--- Begin Records for the task ---

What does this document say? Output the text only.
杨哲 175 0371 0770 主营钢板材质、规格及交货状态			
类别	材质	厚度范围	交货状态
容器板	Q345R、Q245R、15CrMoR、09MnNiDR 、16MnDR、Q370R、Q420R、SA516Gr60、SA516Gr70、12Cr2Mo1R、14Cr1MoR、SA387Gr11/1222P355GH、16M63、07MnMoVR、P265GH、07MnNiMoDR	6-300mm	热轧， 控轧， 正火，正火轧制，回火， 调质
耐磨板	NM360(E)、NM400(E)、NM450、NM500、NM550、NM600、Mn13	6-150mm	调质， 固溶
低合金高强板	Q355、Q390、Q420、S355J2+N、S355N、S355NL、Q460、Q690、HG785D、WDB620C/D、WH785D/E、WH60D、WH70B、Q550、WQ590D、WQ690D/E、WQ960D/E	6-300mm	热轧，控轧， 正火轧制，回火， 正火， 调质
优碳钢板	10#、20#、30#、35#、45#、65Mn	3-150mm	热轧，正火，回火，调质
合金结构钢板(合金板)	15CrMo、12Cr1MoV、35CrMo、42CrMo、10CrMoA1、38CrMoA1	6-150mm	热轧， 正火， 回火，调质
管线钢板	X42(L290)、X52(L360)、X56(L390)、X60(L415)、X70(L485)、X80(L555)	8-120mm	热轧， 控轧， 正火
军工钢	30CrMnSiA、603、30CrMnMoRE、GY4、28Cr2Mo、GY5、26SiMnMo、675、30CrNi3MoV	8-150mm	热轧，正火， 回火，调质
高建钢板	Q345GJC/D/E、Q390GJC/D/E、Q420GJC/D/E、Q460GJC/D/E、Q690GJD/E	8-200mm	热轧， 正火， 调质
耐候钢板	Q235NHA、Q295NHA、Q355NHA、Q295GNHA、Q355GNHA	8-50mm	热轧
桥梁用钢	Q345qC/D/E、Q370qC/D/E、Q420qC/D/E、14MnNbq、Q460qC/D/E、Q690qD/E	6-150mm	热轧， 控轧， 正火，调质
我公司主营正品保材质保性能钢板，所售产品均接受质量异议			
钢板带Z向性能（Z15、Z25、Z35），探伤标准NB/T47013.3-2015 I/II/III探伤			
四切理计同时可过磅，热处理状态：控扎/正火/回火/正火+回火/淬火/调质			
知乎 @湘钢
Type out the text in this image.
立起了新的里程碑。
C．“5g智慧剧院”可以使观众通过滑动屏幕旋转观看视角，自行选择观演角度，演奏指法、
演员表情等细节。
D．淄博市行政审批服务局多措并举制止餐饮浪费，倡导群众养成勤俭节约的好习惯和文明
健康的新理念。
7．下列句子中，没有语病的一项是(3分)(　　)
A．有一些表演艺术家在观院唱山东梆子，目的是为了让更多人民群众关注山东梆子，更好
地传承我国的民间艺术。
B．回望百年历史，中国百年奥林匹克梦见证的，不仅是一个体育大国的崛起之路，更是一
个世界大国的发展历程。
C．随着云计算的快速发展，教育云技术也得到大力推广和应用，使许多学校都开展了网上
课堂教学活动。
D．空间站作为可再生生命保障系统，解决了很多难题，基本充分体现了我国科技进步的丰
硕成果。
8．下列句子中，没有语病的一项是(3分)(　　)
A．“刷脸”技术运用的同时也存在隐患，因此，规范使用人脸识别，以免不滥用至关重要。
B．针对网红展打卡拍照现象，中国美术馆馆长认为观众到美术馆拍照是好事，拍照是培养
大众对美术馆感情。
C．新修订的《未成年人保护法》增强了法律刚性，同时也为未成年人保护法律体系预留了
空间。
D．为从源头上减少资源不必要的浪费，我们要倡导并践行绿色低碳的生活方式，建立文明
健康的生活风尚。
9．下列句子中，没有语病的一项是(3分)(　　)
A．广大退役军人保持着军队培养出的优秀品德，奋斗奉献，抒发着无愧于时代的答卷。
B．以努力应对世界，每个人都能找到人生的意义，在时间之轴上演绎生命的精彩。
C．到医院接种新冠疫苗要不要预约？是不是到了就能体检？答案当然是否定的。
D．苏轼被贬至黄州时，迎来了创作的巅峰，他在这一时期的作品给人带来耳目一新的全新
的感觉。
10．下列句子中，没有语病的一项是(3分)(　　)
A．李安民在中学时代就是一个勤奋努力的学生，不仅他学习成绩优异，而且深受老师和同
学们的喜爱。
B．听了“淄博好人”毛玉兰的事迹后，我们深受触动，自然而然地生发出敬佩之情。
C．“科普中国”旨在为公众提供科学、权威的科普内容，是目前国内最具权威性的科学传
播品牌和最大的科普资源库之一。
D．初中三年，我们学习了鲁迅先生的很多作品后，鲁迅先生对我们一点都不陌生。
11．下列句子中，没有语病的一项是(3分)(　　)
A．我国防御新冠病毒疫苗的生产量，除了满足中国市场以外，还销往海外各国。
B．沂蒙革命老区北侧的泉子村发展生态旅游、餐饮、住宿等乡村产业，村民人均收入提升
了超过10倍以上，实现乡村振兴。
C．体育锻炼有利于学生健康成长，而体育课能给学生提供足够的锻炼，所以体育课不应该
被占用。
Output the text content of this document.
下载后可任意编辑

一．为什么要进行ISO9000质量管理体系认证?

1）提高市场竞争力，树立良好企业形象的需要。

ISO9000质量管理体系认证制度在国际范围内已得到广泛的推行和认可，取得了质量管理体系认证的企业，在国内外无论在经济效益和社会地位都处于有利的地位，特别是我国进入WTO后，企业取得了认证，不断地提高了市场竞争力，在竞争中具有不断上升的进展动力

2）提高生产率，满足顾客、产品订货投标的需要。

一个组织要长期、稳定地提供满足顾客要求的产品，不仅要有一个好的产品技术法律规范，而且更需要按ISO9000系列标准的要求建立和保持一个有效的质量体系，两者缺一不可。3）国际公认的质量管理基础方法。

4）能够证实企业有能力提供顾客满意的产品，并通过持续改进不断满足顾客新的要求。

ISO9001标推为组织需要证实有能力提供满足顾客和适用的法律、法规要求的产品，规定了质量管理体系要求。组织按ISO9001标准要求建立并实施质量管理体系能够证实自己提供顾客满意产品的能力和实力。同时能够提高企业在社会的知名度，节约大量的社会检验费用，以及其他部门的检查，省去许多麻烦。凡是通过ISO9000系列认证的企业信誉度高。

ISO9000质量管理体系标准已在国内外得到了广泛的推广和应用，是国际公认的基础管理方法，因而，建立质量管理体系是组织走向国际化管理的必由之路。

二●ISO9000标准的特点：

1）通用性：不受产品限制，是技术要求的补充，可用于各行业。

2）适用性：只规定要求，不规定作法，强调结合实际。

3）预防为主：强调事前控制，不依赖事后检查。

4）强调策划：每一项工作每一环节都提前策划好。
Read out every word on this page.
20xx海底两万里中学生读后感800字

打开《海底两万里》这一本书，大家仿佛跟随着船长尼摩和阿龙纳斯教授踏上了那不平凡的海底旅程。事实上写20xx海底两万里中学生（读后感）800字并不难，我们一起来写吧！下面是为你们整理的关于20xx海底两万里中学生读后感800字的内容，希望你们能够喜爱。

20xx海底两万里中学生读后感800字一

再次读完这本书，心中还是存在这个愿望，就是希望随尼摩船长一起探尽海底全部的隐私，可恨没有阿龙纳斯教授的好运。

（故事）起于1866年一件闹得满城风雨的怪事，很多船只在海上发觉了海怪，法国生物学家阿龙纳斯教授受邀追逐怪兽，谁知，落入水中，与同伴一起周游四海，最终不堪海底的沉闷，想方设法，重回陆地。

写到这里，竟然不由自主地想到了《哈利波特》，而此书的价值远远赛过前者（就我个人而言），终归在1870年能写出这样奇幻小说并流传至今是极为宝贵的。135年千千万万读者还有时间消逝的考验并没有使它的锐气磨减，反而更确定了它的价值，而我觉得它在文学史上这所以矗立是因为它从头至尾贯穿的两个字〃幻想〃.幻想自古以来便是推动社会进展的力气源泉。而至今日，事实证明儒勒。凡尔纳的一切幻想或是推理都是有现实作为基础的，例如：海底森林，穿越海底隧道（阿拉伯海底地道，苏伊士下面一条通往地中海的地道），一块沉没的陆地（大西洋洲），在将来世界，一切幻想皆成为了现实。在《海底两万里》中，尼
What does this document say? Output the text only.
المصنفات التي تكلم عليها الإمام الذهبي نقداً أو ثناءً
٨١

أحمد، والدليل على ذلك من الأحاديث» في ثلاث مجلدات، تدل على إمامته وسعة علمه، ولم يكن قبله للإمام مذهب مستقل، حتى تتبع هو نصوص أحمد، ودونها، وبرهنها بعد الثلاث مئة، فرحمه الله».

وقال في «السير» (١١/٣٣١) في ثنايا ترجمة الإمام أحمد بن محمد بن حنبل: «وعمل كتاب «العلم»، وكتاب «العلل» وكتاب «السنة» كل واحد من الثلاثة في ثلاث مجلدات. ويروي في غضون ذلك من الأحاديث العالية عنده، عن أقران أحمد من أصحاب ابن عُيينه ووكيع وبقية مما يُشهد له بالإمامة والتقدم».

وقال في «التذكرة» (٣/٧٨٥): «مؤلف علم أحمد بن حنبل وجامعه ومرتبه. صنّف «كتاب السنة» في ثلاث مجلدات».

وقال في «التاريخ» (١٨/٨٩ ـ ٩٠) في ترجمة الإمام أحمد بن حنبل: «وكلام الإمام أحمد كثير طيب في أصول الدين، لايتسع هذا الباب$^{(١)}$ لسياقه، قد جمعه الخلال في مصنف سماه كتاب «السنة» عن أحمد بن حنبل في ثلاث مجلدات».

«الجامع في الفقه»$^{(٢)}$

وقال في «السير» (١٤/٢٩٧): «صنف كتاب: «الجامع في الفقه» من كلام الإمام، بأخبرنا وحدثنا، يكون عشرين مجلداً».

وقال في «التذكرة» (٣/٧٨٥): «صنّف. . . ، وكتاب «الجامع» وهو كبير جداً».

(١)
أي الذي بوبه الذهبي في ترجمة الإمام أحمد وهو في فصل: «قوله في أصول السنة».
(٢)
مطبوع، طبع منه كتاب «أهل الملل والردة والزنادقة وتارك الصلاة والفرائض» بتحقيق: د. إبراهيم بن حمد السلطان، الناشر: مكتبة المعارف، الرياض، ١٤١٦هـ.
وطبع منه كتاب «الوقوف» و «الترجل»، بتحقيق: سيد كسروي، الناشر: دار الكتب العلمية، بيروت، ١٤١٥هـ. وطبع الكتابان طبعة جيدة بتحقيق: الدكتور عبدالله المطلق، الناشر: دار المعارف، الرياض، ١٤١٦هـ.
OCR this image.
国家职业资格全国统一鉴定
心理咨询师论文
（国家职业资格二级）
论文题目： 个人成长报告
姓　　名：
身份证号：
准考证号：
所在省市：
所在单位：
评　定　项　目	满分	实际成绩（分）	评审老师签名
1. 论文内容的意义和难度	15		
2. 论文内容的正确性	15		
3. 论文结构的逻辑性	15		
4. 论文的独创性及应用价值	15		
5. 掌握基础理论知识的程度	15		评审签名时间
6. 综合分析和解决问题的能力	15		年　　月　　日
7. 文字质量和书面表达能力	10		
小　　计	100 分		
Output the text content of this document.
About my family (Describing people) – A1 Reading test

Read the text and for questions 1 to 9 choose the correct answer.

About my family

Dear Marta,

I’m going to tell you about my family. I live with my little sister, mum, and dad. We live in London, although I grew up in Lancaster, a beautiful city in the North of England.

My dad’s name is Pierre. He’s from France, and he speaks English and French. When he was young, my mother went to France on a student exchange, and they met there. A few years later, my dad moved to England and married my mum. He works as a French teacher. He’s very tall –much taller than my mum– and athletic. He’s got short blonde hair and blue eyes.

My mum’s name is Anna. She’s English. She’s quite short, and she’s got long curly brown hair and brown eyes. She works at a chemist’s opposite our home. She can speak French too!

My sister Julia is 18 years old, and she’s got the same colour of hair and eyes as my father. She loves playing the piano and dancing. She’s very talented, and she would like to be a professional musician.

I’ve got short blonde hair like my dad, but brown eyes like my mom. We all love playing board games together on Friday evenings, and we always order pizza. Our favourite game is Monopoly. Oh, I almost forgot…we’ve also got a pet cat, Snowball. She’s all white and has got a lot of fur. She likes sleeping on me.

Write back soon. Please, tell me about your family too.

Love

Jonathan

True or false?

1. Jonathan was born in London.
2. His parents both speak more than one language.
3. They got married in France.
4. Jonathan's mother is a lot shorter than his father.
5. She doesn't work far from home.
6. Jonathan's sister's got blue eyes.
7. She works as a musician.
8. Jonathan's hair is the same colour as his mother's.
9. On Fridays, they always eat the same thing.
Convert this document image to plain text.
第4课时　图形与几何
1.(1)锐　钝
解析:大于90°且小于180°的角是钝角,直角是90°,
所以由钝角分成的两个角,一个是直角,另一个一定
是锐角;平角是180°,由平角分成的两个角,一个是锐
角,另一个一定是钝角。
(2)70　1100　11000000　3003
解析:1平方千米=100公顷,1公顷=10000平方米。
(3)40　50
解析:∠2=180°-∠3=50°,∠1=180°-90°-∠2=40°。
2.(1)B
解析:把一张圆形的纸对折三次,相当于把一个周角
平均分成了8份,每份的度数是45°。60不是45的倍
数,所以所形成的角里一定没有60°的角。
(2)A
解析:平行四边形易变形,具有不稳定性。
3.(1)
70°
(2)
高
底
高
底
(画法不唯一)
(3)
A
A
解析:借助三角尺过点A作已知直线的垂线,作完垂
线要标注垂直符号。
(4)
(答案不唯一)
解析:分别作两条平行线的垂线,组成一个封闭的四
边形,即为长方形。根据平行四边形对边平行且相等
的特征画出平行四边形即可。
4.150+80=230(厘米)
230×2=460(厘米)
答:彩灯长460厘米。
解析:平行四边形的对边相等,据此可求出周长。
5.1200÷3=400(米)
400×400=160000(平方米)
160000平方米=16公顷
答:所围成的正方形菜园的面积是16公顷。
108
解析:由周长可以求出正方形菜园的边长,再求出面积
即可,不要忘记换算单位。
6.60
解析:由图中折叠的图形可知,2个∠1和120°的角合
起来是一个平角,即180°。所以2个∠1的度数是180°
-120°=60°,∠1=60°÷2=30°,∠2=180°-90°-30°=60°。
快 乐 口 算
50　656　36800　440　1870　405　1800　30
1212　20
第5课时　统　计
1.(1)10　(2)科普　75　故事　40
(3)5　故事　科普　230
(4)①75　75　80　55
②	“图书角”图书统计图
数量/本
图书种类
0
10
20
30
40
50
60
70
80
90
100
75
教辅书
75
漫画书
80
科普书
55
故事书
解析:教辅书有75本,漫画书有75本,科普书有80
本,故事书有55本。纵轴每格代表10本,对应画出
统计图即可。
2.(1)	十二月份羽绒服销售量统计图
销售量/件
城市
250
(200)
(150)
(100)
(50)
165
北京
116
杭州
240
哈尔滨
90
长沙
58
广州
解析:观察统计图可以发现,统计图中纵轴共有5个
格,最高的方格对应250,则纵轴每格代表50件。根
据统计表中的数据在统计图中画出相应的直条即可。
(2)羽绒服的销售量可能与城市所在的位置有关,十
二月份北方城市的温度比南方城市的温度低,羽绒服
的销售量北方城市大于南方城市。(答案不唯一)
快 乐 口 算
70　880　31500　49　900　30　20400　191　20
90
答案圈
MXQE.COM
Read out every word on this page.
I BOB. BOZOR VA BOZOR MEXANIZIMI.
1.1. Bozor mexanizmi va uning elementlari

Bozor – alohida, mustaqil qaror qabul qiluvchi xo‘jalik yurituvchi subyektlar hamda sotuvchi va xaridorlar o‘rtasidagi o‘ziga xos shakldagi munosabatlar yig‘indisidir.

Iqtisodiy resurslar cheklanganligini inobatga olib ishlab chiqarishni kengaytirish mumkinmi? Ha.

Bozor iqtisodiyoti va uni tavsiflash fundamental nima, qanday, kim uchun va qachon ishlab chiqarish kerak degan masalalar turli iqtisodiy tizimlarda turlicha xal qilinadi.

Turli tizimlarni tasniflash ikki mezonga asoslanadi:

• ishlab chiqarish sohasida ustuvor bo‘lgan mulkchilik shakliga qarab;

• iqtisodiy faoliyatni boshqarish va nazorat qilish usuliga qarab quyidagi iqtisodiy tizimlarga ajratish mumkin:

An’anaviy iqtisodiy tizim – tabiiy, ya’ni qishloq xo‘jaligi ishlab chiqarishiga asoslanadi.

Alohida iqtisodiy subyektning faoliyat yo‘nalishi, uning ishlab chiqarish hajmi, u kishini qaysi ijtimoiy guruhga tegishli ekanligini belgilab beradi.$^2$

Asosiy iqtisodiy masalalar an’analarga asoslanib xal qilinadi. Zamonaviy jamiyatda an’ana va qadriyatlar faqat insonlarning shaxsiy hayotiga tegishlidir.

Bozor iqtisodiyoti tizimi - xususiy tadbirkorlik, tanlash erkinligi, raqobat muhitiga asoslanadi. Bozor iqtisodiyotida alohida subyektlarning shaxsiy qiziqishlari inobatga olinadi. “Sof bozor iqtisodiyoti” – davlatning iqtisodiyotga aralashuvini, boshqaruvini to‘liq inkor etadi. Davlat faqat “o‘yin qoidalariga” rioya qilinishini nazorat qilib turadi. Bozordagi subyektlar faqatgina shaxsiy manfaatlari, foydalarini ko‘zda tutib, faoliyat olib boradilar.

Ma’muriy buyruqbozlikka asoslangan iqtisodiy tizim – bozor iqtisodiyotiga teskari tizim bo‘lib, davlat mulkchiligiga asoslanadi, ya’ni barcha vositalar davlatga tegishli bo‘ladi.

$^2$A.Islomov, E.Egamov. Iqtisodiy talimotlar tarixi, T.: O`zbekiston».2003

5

--- End Records for the task ---

Direction ▸ Give solely the number of lines in the data that contain the string "France".

Final answer ▸ 2